Stored dataset items:
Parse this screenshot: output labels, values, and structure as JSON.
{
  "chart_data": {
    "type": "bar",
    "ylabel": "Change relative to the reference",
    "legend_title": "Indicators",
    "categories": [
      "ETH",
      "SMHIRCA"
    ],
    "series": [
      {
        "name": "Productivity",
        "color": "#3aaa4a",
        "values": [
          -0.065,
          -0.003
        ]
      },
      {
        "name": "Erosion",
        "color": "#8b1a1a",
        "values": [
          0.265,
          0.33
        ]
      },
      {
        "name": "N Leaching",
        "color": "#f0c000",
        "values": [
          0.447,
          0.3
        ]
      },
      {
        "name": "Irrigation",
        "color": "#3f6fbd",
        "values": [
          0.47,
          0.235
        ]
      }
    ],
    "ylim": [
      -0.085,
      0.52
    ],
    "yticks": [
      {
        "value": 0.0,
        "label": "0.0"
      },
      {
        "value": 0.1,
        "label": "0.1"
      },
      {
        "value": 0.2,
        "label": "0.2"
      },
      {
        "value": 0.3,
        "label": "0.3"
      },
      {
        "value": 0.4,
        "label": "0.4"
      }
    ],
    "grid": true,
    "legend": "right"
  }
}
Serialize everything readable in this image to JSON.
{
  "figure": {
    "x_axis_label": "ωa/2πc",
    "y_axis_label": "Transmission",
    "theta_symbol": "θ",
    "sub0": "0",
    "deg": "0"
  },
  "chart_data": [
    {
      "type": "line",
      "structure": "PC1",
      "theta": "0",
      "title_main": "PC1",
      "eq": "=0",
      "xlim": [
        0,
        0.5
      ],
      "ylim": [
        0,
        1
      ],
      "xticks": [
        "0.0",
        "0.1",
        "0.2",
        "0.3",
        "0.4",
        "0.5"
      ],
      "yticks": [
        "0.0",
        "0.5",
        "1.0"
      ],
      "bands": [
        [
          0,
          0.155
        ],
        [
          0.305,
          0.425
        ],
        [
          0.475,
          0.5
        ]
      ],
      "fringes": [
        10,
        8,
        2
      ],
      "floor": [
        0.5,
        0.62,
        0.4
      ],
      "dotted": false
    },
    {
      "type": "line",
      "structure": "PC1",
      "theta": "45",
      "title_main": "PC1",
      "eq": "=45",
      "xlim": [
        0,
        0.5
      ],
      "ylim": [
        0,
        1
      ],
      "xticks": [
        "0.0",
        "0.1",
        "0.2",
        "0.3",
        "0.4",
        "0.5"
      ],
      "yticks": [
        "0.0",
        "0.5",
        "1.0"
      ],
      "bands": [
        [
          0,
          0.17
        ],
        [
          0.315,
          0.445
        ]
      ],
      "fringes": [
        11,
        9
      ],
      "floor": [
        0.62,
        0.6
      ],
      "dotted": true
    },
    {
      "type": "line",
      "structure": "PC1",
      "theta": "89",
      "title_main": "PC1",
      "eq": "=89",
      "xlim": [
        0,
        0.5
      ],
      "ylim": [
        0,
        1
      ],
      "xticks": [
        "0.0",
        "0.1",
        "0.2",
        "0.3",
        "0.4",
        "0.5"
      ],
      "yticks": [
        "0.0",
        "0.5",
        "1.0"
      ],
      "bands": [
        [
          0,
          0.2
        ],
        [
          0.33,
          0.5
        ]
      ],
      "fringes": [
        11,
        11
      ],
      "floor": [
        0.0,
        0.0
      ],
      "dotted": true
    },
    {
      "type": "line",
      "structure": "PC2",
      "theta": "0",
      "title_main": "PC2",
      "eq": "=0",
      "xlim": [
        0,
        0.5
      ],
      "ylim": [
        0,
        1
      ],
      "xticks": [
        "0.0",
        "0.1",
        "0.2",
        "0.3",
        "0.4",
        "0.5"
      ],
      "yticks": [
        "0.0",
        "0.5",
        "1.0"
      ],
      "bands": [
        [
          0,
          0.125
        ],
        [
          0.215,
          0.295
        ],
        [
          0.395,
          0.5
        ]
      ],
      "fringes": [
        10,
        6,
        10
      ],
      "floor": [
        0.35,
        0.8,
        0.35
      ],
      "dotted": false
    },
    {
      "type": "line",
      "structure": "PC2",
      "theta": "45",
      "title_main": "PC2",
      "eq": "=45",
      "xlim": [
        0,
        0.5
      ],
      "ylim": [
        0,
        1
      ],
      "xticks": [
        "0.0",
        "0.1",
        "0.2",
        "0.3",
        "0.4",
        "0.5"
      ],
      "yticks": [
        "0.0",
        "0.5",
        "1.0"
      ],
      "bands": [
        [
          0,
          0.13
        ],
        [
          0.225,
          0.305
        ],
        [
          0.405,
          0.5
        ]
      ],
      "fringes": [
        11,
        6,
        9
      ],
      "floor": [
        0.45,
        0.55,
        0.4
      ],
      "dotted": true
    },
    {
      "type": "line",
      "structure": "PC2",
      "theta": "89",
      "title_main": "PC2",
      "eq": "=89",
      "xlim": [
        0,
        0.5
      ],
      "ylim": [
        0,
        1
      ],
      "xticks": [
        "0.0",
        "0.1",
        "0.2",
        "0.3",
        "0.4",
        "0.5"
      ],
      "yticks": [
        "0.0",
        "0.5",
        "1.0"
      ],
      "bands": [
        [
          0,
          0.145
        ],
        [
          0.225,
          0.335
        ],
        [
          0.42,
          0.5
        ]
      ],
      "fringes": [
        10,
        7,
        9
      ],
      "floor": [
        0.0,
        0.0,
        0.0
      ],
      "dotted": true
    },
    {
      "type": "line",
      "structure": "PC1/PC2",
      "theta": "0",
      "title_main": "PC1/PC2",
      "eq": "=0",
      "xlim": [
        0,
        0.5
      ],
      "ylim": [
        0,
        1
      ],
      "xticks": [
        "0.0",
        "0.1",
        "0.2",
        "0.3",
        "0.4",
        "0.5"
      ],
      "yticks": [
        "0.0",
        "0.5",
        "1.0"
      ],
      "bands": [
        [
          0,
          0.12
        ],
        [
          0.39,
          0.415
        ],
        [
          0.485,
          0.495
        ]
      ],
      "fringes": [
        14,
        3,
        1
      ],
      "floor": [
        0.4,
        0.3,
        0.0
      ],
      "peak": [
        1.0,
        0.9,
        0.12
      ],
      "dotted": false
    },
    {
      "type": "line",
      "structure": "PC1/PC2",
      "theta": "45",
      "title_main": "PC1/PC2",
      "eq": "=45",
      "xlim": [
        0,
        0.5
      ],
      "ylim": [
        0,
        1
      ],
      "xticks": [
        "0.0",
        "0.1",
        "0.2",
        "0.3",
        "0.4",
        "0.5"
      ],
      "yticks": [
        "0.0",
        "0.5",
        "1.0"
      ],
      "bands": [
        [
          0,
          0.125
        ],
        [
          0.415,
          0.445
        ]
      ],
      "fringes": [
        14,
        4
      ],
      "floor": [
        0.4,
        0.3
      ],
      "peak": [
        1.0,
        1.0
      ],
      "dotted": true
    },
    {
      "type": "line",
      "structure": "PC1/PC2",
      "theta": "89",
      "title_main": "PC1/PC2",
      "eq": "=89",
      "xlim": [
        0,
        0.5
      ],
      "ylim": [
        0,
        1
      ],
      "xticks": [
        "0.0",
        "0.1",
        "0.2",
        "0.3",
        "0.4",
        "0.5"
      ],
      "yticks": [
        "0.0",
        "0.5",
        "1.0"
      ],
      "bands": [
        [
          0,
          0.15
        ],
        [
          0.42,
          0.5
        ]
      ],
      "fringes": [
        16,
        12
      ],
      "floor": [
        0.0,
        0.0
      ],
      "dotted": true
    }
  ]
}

Written problem:
From the data above, extract every line in its exact form.

Finished task:
Parse this screenshot: output labels, values, and structure as JSON.
{
  "chart_data": {
    "type": "bar",
    "ylabel": "Change relative to the reference",
    "legend_title": "Indicators",
    "categories": [
      "ETH",
      "SMHIRCA"
    ],
    "series": [
      {
        "name": "Productivity",
        "color": "#3aaa4a",
        "values": [
          -0.065,
          -0.003
        ]
      },
      {
        "name": "Erosion",
        "color": "#8b1a1a",
        "values": [
          0.265,
          0.33
        ]
      },
      {
        "name": "N Leaching",
        "color": "#f0c000",
        "values": [
          0.447,
          0.3
        ]
      },
      {
        "name": "Irrigation",
        "color": "#3f6fbd",
        "values": [
          0.47,
          0.235
        ]
      }
    ],
    "ylim": [
      -0.085,
      0.52
    ],
    "yticks": [
      {
        "value": 0.0,
        "label": "0.0"
      },
      {
        "value": 0.1,
        "label": "0.1"
      },
      {
        "value": 0.2,
        "label": "0.2"
      },
      {
        "value": 0.3,
        "label": "0.3"
      },
      {
        "value": 0.4,
        "label": "0.4"
      }
    ],
    "grid": true,
    "legend": "right"
  }
}
Serialize everything readable in this image to JSON.
{
  "figure": {
    "x_axis_label": "ωa/2πc",
    "y_axis_label": "Transmission",
    "theta_symbol": "θ",
    "sub0": "0",
    "deg": "0"
  },
  "chart_data": [
    {
      "type": "line",
      "structure": "PC1",
      "theta": "0",
      "title_main": "PC1",
      "eq": "=0",
      "xlim": [
        0,
        0.5
      ],
      "ylim": [
        0,
        1
      ],
      "xticks": [
        "0.0",
        "0.1",
        "0.2",
        "0.3",
        "0.4",
        "0.5"
      ],
      "yticks": [
        "0.0",
        "0.5",
        "1.0"
      ],
      "bands": [
        [
          0,
          0.155
        ],
        [
          0.305,
          0.425
        ],
        [
          0.475,
          0.5
        ]
      ],
      "fringes": [
        10,
        8,
        2
      ],
      "floor": [
        0.5,
        0.62,
        0.4
      ],
      "dotted": false
    },
    {
      "type": "line",
      "structure": "PC1",
      "theta": "45",
      "title_main": "PC1",
      "eq": "=45",
      "xlim": [
        0,
        0.5
      ],
      "ylim": [
        0,
        1
      ],
      "xticks": [
        "0.0",
        "0.1",
        "0.2",
        "0.3",
        "0.4",
        "0.5"
      ],
      "yticks": [
        "0.0",
        "0.5",
        "1.0"
      ],
      "bands": [
        [
          0,
          0.17
        ],
        [
          0.315,
          0.445
        ]
      ],
      "fringes": [
        11,
        9
      ],
      "floor": [
        0.62,
        0.6
      ],
      "dotted": true
    },
    {
      "type": "line",
      "structure": "PC1",
      "theta": "89",
      "title_main": "PC1",
      "eq": "=89",
      "xlim": [
        0,
        0.5
      ],
      "ylim": [
        0,
        1
      ],
      "xticks": [
        "0.0",
        "0.1",
        "0.2",
        "0.3",
        "0.4",
        "0.5"
      ],
      "yticks": [
        "0.0",
        "0.5",
        "1.0"
      ],
      "bands": [
        [
          0,
          0.2
        ],
        [
          0.33,
          0.5
        ]
      ],
      "fringes": [
        11,
        11
      ],
      "floor": [
        0.0,
        0.0
      ],
      "dotted": true
    },
    {
      "type": "line",
      "structure": "PC2",
      "theta": "0",
      "title_main": "PC2",
      "eq": "=0",
      "xlim": [
        0,
        0.5
      ],
      "ylim": [
        0,
        1
      ],
      "xticks": [
        "0.0",
        "0.1",
        "0.2",
        "0.3",
        "0.4",
        "0.5"
      ],
      "yticks": [
        "0.0",
        "0.5",
        "1.0"
      ],
      "bands": [
        [
          0,
          0.125
        ],
        [
          0.215,
          0.295
        ],
        [
          0.395,
          0.5
        ]
      ],
      "fringes": [
        10,
        6,
        10
      ],
      "floor": [
        0.35,
        0.8,
        0.35
      ],
      "dotted": false
    },
    {
      "type": "line",
      "structure": "PC2",
      "theta": "45",
      "title_main": "PC2",
      "eq": "=45",
      "xlim": [
        0,
        0.5
      ],
      "ylim": [
        0,
        1
      ],
      "xticks": [
        "0.0",
        "0.1",
        "0.2",
        "0.3",
        "0.4",
        "0.5"
      ],
      "yticks": [
        "0.0",
        "0.5",
        "1.0"
      ],
      "bands": [
        [
          0,
          0.13
        ],
        [
          0.225,
          0.305
        ],
        [
          0.405,
          0.5
        ]
      ],
      "fringes": [
        11,
        6,
        9
      ],
      "floor": [
        0.45,
        0.55,
        0.4
      ],
      "dotted": true
    },
    {
      "type": "line",
      "structure": "PC2",
      "theta": "89",
      "title_main": "PC2",
      "eq": "=89",
      "xlim": [
        0,
        0.5
      ],
      "ylim": [
        0,
        1
      ],
      "xticks": [
        "0.0",
        "0.1",
        "0.2",
        "0.3",
        "0.4",
        "0.5"
      ],
      "yticks": [
        "0.0",
        "0.5",
        "1.0"
      ],
      "bands": [
        [
          0,
          0.145
        ],
        [
          0.225,
          0.335
        ],
        [
          0.42,
          0.5
        ]
      ],
      "fringes": [
        10,
        7,
        9
      ],
      "floor": [
        0.0,
        0.0,
        0.0
      ],
      "dotted": true
    },
    {
      "type": "line",
      "structure": "PC1/PC2",
      "theta": "0",
      "title_main": "PC1/PC2",
      "eq": "=0",
      "xlim": [
        0,
        0.5
      ],
      "ylim": [
        0,
        1
      ],
      "xticks": [
        "0.0",
        "0.1",
        "0.2",
        "0.3",
        "0.4",
        "0.5"
      ],
      "yticks": [
        "0.0",
        "0.5",
        "1.0"
      ],
      "bands": [
        [
          0,
          0.12
        ],
        [
          0.39,
          0.415
        ],
        [
          0.485,
          0.495
        ]
      ],
      "fringes": [
        14,
        3,
        1
      ],
      "floor": [
        0.4,
        0.3,
        0.0
      ],
      "peak": [
        1.0,
        0.9,
        0.12
      ],
      "dotted": false
    },
    {
      "type": "line",
      "structure": "PC1/PC2",
      "theta": "45",
      "title_main": "PC1/PC2",
      "eq": "=45",
      "xlim": [
        0,
        0.5
      ],
      "ylim": [
        0,
        1
      ],
      "xticks": [
        "0.0",
        "0.1",
        "0.2",
        "0.3",
        "0.4",
        "0.5"
      ],
      "yticks": [
        "0.0",
        "0.5",
        "1.0"
      ],
      "bands": [
        [
          0,
          0.125
        ],
        [
          0.415,
          0.445
        ]
      ],
      "fringes": [
        14,
        4
      ],
      "floor": [
        0.4,
        0.3
      ],
      "peak": [
        1.0,
        1.0
      ],
      "dotted": true
    },
    {
      "type": "line",
      "structure": "PC1/PC2",
      "theta": "89",
      "title_main": "PC1/PC2",
      "eq": "=89",
      "xlim": [
        0,
        0.5
      ],
      "ylim": [
        0,
        1
      ],
      "xticks": [
        "0.0",
        "0.1",
        "0.2",
        "0.3",
        "0.4",
        "0.5"
      ],
      "yticks": [
        "0.0",
        "0.5",
        "1.0"
      ],
      "bands": [
        [
          0,
          0.15
        ],
        [
          0.42,
          0.5
        ]
      ],
      "fringes": [
        16,
        12
      ],
      "floor": [
        0.0,
        0.0
      ],
      "dotted": true
    }
  ]
}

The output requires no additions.